[Part of a data file]
:::
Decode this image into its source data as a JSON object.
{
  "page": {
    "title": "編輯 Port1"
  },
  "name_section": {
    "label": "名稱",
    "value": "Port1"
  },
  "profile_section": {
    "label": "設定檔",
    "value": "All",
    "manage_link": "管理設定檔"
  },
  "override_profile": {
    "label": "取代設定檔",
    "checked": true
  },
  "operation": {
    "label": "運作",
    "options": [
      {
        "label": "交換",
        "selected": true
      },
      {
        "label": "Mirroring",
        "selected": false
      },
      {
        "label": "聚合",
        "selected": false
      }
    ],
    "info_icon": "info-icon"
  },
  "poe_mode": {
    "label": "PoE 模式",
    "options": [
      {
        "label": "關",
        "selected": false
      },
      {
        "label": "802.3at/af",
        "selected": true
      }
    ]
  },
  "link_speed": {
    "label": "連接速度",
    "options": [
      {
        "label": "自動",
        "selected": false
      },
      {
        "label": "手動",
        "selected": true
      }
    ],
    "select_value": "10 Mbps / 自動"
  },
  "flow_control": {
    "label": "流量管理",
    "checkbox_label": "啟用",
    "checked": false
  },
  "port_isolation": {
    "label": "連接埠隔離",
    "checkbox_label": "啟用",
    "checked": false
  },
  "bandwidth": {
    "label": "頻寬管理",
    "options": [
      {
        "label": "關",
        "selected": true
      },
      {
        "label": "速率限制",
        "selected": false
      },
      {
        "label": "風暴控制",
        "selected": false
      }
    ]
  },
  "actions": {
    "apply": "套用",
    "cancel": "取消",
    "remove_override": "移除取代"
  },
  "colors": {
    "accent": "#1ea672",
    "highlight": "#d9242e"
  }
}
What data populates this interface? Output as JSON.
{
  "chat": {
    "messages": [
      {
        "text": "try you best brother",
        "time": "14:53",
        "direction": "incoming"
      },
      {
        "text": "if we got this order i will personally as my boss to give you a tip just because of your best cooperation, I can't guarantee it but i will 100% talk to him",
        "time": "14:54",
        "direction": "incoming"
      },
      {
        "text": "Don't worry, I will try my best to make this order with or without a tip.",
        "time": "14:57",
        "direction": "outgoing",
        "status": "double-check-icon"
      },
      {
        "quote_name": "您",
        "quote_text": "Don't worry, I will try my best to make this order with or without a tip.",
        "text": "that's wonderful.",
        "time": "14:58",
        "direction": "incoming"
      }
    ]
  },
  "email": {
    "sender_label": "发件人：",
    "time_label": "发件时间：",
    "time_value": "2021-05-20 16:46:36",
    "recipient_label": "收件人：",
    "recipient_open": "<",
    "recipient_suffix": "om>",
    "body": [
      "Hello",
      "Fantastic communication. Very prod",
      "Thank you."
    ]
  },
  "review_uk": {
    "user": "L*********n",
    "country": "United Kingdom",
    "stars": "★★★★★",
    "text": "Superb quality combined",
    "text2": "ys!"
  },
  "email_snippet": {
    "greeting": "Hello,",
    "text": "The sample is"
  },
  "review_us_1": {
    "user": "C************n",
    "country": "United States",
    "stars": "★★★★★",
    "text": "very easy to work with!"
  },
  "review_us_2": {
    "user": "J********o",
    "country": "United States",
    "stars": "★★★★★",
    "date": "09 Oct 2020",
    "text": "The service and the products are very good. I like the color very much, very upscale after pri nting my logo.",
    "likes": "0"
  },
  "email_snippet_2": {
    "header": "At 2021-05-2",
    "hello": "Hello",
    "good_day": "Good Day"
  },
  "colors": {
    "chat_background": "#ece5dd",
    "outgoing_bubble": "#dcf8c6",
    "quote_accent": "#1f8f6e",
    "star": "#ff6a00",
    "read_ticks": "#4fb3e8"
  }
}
:::
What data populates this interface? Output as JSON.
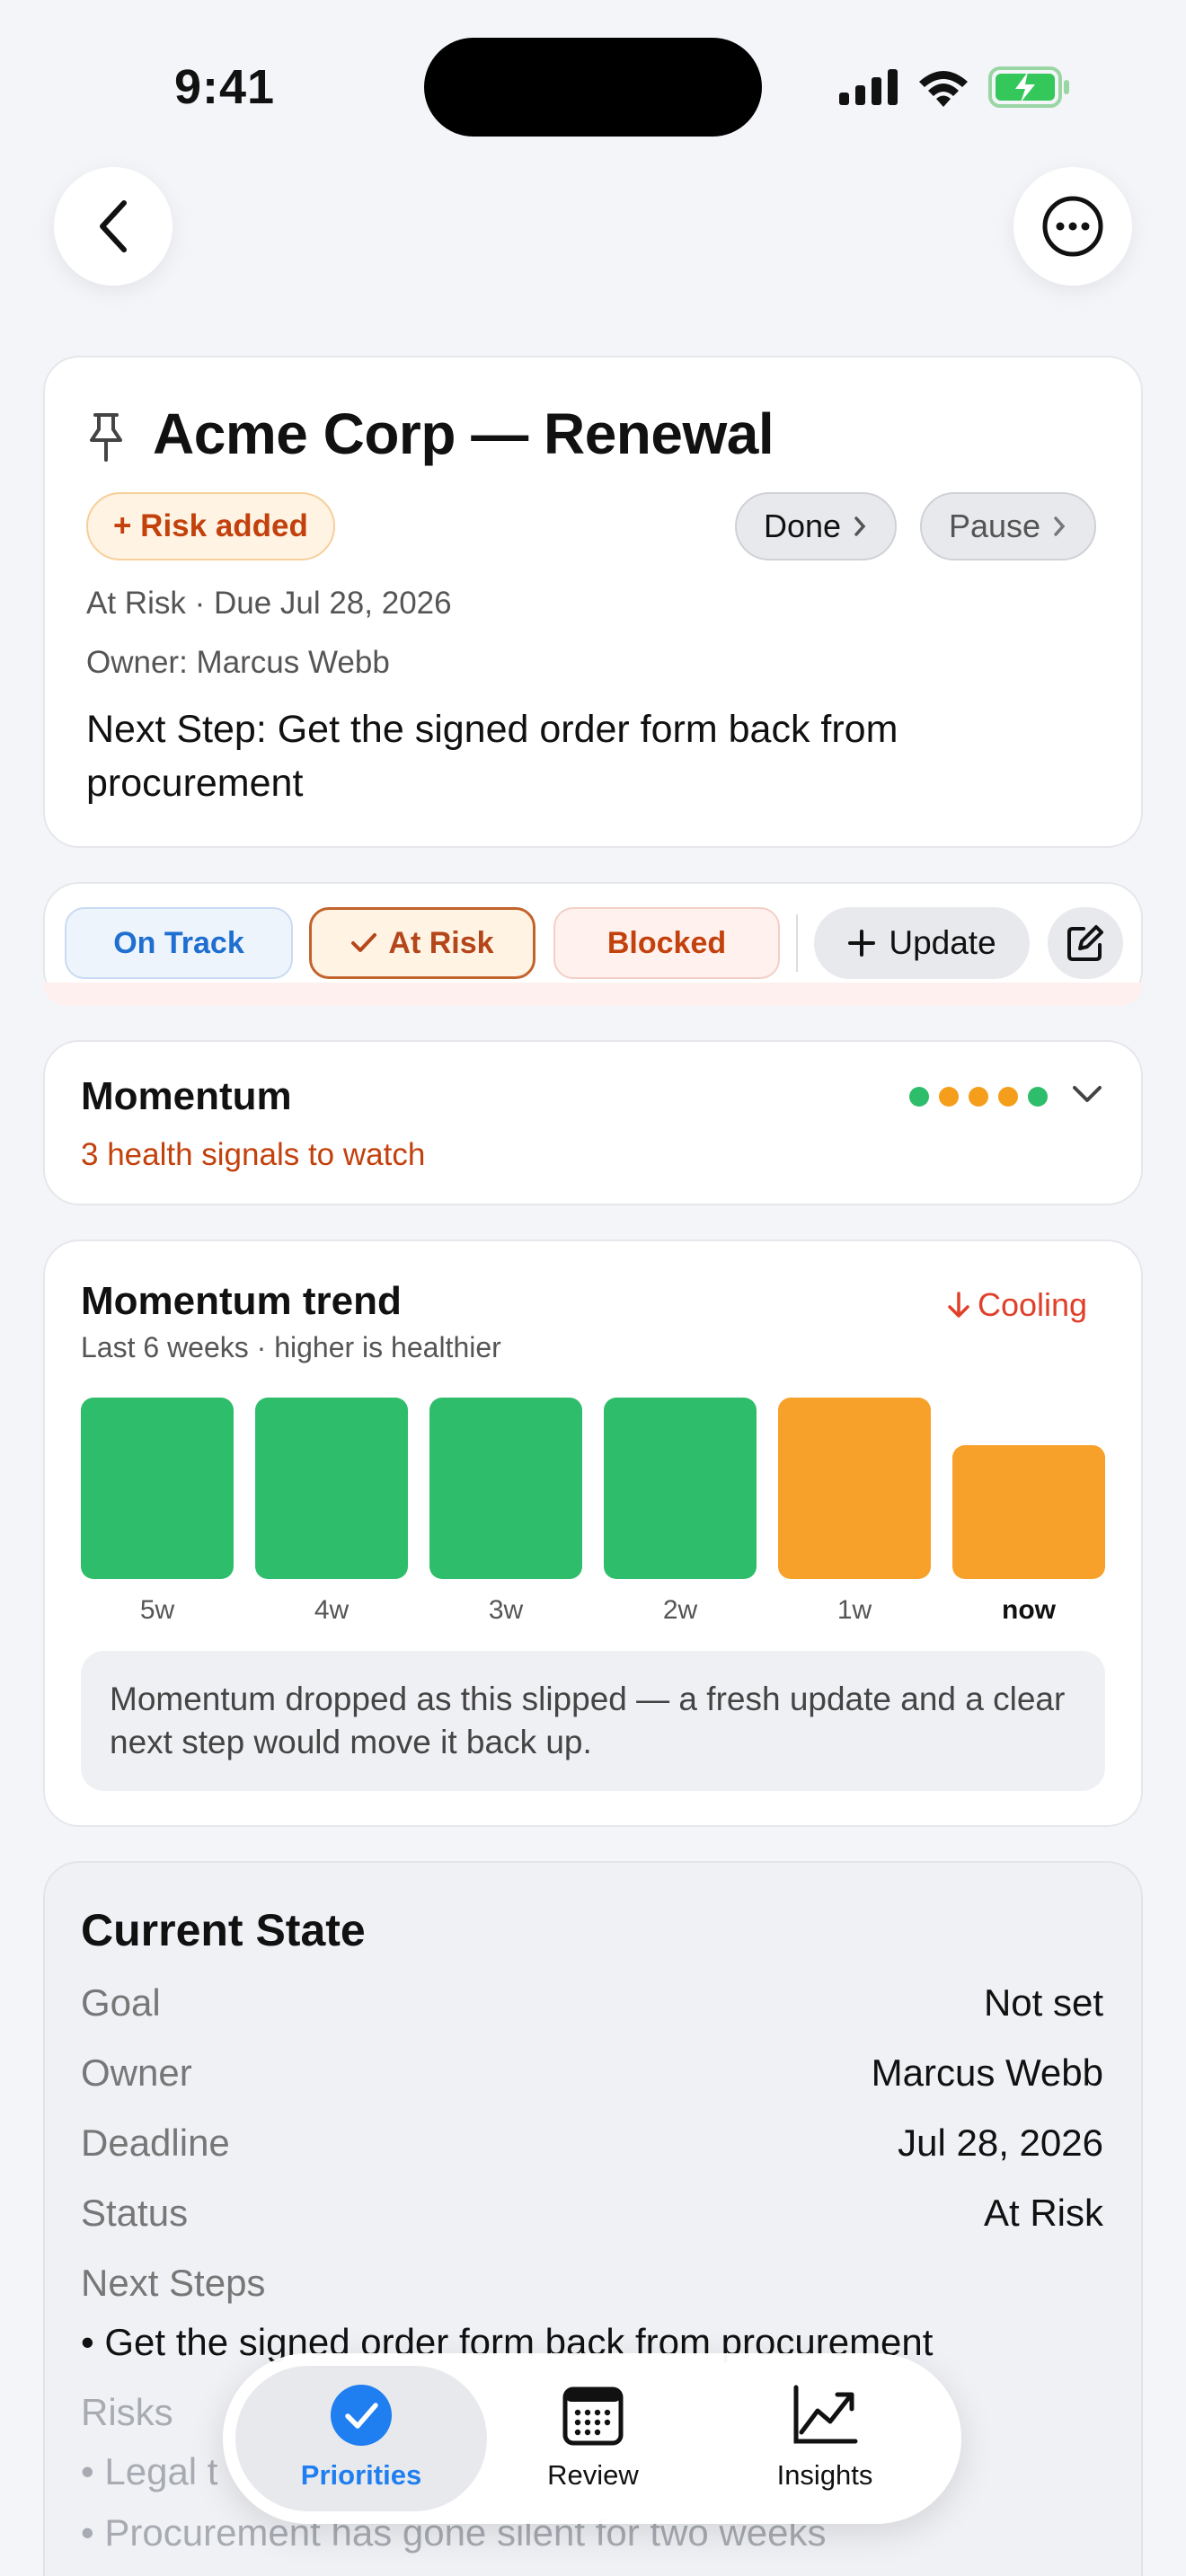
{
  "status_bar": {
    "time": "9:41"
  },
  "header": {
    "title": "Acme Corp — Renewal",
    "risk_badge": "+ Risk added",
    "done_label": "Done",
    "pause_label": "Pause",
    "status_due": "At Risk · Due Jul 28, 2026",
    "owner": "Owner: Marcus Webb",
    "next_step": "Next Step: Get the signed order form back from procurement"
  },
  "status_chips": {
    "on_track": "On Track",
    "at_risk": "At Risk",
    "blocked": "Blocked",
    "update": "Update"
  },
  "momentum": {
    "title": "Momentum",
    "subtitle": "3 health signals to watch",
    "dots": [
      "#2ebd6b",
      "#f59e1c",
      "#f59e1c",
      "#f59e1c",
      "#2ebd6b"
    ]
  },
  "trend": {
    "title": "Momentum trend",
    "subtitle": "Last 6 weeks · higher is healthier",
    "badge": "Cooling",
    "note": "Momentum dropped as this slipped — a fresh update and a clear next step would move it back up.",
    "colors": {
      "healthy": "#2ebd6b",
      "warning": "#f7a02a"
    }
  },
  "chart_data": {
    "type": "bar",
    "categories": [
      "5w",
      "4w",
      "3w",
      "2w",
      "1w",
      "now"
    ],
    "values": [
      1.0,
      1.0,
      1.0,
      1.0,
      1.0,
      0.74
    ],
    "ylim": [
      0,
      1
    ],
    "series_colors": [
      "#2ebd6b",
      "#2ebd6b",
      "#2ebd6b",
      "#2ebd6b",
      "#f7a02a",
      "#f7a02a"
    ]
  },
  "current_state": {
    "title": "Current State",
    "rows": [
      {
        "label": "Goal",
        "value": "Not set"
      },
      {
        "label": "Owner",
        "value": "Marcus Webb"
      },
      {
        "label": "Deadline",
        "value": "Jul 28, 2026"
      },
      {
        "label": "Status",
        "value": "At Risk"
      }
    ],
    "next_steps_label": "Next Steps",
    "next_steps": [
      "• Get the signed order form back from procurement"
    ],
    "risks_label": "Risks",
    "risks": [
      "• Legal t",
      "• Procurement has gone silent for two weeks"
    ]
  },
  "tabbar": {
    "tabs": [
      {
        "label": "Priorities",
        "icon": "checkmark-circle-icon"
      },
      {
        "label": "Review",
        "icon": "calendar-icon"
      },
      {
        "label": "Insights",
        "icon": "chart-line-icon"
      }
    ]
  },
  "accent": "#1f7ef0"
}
:::
▶ [Exercise description]
Calculate how many lines of the material include the string "best", and state that number by itself.

▶ [Finished answer]
4